The input.
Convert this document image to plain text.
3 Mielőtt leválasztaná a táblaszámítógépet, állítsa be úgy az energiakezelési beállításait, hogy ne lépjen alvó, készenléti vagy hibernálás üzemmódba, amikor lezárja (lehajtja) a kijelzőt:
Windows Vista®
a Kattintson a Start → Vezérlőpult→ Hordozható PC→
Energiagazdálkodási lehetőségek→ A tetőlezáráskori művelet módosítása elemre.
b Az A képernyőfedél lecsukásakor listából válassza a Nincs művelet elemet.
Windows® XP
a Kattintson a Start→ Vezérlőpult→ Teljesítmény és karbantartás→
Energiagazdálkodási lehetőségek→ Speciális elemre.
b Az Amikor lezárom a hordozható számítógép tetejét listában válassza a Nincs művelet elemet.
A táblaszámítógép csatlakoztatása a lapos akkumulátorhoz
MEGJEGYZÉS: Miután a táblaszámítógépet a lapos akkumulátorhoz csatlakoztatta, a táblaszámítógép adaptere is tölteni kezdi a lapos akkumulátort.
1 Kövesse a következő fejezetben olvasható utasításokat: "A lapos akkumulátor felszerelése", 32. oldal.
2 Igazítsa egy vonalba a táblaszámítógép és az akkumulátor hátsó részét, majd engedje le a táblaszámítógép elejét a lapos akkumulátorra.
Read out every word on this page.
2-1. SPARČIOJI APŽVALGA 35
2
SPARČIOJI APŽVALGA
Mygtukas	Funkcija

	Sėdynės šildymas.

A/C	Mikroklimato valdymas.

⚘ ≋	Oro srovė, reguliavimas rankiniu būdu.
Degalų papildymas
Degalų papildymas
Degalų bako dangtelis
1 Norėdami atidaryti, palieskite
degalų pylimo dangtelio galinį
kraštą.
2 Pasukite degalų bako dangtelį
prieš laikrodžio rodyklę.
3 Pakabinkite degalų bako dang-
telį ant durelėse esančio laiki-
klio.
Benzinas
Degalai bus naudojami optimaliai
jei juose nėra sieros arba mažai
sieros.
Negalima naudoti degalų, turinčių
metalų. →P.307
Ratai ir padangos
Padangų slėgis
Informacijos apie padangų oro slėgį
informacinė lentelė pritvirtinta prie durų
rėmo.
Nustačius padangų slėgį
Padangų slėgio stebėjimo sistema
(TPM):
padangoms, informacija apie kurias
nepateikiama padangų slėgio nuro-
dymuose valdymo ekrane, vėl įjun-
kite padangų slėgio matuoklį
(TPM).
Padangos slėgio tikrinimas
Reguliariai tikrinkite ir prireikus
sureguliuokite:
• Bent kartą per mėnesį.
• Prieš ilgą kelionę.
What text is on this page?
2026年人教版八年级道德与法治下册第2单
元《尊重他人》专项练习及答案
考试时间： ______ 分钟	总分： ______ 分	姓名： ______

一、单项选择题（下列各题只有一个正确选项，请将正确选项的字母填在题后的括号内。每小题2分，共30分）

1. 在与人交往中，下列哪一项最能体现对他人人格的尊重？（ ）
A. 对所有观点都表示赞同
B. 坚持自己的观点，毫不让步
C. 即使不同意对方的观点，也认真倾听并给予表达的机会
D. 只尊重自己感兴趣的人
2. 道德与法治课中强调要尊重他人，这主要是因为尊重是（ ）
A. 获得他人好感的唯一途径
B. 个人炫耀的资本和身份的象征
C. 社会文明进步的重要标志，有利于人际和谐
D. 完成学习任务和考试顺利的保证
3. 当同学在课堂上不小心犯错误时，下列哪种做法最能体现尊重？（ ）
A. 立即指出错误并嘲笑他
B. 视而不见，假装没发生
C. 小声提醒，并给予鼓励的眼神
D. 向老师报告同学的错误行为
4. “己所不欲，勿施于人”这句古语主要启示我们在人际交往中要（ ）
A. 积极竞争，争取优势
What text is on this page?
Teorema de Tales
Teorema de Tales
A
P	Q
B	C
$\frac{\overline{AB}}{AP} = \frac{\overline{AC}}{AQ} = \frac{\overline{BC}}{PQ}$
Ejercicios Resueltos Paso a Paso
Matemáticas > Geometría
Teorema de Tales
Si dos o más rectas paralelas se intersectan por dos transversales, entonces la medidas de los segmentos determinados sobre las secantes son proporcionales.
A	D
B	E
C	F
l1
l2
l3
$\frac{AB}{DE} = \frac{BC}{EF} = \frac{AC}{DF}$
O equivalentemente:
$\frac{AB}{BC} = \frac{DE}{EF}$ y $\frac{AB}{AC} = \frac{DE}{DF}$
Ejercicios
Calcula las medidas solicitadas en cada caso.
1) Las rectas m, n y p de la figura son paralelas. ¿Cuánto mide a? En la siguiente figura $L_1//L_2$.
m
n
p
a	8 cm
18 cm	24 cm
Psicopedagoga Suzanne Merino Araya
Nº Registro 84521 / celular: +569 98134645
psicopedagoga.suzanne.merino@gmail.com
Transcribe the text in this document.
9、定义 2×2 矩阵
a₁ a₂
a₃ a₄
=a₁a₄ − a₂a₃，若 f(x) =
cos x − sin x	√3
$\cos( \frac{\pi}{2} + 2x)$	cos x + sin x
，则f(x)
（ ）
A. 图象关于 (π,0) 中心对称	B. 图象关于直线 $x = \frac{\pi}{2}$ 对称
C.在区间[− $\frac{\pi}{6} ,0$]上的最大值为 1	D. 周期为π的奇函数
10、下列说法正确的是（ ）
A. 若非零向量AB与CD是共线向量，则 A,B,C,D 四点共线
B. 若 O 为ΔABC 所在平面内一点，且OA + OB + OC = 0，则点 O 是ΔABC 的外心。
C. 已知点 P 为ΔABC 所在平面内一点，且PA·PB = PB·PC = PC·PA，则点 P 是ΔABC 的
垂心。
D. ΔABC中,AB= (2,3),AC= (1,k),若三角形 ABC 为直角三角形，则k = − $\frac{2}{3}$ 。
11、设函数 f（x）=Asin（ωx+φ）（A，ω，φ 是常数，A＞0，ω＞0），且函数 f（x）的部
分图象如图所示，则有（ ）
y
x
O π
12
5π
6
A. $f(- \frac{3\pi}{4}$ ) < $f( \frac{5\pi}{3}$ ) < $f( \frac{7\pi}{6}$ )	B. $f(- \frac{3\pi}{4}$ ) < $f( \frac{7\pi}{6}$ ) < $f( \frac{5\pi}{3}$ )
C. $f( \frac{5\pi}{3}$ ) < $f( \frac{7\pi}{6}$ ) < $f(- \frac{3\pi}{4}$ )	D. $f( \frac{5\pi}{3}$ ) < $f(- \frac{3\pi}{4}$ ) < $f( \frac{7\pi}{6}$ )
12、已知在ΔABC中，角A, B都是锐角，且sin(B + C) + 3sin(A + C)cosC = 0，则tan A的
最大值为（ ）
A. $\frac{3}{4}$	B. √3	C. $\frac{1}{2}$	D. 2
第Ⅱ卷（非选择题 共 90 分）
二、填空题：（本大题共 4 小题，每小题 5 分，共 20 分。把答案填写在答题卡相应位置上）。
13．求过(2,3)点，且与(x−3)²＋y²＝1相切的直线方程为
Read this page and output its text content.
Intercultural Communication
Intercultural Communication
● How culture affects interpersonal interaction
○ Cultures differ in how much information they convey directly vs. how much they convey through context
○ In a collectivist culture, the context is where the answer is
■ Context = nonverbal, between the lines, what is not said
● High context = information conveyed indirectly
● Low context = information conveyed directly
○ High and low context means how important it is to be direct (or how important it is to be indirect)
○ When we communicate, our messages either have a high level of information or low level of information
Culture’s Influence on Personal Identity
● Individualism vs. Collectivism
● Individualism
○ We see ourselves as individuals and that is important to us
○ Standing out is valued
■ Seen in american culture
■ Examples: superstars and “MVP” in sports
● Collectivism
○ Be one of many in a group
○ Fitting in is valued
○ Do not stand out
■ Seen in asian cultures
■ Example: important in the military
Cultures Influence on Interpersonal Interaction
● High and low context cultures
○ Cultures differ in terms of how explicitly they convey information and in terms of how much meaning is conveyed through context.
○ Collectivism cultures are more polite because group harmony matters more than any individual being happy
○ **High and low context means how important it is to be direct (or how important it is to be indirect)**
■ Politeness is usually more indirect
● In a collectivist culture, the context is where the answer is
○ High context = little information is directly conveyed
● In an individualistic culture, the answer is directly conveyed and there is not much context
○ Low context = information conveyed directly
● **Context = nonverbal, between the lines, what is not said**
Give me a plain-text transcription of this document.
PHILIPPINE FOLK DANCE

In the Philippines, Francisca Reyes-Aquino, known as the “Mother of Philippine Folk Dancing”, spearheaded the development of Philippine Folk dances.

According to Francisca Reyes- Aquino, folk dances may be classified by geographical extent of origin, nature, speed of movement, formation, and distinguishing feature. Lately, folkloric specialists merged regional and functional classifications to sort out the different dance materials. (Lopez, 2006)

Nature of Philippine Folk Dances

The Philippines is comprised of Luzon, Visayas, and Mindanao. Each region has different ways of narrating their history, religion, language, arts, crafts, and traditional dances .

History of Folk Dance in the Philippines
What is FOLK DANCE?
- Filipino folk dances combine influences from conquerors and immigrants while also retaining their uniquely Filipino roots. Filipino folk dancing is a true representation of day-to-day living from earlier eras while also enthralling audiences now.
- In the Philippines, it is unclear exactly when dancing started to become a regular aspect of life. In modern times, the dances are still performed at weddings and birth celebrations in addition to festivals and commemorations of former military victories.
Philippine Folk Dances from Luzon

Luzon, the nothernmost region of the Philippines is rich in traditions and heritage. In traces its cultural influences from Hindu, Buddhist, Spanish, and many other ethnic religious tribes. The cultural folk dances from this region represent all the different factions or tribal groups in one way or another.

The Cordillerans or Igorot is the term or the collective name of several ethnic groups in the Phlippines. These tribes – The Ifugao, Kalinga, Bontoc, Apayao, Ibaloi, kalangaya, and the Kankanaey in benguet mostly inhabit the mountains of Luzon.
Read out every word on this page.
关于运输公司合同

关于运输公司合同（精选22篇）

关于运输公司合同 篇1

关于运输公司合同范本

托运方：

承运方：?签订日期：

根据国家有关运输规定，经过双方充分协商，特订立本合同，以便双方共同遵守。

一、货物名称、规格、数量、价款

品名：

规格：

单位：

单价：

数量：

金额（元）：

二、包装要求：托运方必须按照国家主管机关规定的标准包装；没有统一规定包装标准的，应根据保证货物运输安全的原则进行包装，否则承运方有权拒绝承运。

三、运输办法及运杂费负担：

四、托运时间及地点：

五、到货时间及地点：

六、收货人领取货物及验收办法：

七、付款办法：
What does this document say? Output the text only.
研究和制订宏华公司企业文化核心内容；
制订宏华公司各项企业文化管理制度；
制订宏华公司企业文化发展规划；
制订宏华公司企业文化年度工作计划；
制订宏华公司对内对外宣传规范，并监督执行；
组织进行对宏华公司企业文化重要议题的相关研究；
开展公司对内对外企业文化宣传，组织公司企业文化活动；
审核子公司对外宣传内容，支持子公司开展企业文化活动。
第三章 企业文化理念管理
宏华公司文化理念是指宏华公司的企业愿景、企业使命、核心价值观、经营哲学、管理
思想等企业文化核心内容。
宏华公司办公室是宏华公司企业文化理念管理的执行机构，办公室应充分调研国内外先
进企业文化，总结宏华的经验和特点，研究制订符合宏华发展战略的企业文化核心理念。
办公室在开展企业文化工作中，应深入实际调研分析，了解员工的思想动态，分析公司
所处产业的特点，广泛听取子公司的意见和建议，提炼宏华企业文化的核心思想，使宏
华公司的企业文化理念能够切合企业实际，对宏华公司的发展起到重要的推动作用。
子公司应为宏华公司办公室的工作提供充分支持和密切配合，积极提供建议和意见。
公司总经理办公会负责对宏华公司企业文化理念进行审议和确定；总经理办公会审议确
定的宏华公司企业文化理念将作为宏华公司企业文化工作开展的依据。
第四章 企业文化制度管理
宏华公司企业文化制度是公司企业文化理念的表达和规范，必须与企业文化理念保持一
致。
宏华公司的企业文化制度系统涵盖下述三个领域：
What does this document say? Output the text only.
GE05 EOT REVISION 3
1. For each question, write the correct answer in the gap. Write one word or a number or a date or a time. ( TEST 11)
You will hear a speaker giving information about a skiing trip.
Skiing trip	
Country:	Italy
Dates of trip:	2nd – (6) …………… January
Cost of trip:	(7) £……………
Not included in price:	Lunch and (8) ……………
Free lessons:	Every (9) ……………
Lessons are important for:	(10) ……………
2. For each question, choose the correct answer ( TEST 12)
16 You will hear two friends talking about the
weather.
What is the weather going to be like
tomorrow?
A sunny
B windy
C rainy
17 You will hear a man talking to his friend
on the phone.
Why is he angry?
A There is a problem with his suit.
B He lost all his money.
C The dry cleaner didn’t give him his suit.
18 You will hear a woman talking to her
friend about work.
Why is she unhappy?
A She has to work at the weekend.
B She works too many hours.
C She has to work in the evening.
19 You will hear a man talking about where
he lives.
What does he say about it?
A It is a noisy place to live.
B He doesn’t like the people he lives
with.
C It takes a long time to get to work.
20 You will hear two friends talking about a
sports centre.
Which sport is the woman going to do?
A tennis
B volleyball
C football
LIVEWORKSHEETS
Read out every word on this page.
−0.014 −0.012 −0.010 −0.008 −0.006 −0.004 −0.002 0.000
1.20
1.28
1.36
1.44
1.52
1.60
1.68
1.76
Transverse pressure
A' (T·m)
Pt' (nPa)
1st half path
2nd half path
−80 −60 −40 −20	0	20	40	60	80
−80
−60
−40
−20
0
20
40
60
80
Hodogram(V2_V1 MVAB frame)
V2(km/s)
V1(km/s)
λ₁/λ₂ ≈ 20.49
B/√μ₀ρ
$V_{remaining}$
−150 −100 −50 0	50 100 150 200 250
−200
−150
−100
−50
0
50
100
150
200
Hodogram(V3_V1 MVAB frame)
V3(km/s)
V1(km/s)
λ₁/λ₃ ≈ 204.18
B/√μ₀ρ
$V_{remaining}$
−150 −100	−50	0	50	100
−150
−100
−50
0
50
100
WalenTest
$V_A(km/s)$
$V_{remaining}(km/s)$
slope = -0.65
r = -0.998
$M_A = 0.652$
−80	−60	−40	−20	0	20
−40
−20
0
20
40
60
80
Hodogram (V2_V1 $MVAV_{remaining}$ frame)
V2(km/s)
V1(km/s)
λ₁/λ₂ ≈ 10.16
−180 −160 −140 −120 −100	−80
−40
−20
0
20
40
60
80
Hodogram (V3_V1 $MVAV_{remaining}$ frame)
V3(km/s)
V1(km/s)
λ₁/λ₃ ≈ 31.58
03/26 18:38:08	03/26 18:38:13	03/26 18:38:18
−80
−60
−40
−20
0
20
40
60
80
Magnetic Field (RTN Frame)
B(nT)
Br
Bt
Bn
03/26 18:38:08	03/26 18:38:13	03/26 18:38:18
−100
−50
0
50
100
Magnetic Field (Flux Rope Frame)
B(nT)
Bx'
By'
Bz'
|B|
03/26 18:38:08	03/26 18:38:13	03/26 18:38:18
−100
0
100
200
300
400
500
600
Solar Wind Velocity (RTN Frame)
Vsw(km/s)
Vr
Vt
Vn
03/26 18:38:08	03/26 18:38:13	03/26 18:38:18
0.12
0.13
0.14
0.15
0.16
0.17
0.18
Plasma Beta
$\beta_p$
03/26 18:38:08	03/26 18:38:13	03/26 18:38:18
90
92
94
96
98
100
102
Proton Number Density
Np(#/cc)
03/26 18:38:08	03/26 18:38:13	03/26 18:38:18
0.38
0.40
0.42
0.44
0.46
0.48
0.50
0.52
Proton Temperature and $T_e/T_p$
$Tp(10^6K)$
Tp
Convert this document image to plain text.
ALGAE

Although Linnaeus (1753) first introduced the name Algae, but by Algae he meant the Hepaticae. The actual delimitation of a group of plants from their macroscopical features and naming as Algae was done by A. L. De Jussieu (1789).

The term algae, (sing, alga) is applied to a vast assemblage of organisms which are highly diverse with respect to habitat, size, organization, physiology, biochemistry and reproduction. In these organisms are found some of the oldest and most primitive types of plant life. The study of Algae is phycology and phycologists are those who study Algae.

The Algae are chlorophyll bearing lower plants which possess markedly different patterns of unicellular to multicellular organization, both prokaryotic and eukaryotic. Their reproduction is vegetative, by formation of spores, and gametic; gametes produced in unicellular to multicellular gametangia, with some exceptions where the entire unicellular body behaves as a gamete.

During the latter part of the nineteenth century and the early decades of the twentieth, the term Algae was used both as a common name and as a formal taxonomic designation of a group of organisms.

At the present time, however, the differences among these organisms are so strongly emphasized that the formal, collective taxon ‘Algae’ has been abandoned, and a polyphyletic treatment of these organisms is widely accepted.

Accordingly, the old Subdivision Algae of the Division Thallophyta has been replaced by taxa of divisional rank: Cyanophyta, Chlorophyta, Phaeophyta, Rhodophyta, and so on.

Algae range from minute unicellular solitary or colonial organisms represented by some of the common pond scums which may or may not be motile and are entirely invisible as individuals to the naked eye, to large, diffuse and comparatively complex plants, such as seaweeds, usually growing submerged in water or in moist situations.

Short problem. Reproduce each line of the material containing the word "slėgį".

Exercise answer.
Informacijos apie padangų oro slėgį
Nustačius padangų slėgį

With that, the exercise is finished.